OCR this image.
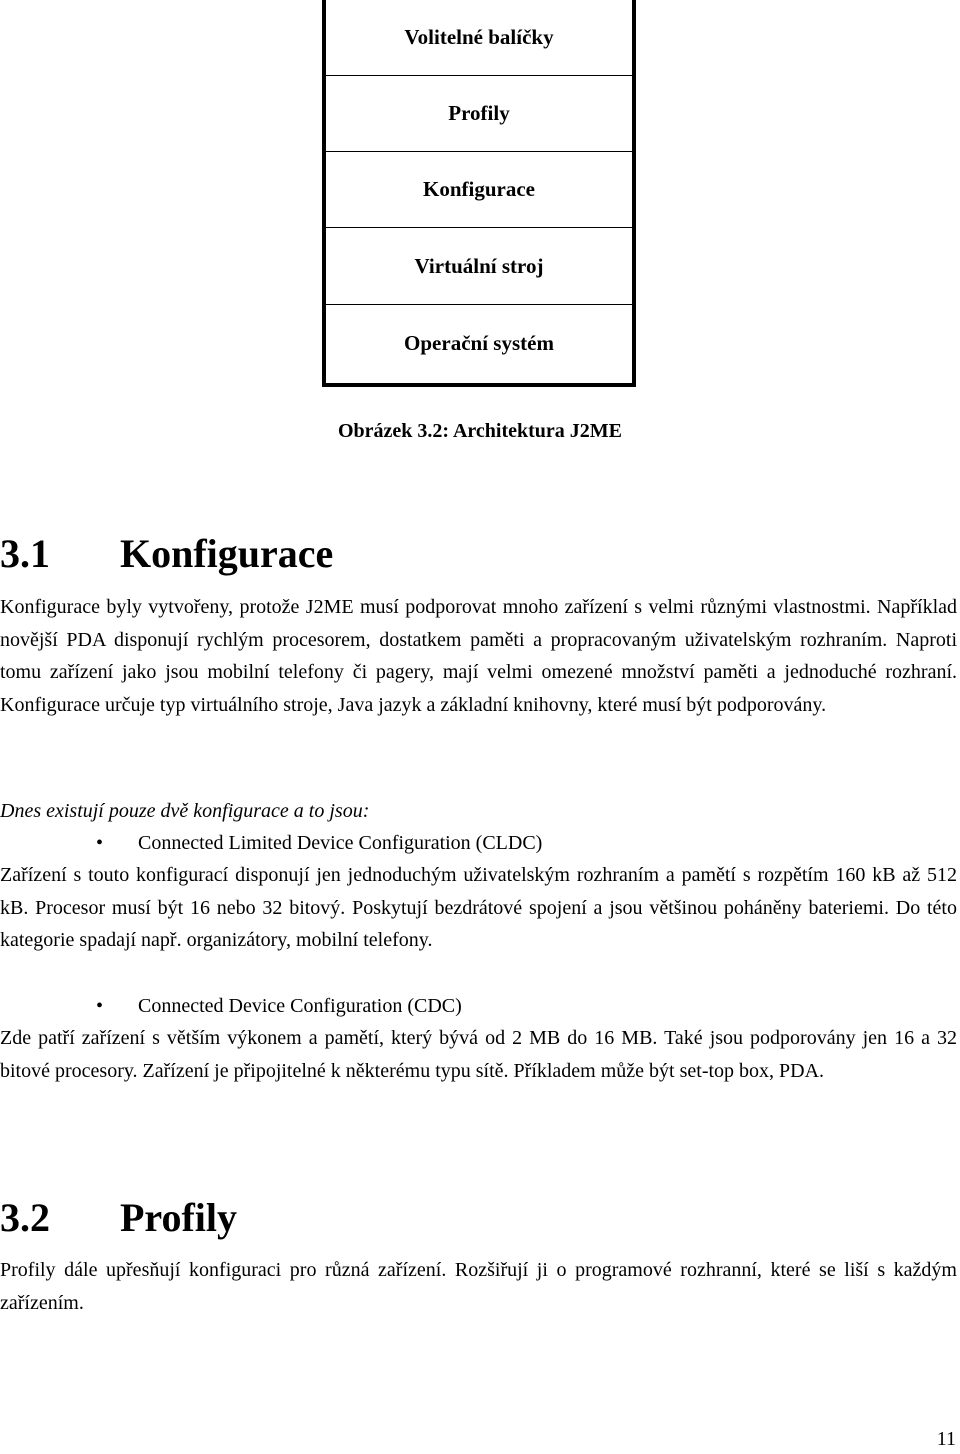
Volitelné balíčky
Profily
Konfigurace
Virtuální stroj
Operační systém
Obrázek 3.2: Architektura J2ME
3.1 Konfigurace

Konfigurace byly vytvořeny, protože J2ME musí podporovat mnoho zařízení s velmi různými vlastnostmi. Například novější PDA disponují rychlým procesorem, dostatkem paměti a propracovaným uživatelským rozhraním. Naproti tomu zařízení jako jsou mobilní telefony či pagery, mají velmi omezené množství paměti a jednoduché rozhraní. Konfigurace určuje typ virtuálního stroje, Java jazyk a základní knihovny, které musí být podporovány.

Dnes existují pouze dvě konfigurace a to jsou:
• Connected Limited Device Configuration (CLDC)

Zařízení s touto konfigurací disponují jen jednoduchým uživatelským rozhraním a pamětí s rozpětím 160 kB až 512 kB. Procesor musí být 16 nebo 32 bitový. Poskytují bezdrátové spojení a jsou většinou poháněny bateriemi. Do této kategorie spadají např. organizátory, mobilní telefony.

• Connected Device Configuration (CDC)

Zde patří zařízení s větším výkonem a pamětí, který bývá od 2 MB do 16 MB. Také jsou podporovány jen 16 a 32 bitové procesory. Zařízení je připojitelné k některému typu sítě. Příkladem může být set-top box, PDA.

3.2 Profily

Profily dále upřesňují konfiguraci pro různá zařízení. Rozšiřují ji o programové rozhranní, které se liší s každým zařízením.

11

★ ★ ★

The exercise:
Pick out each line containing the string "Connected" and copy it.

Answer to this task:
• Connected Limited Device Configuration (CLDC)
• Connected Device Configuration (CDC)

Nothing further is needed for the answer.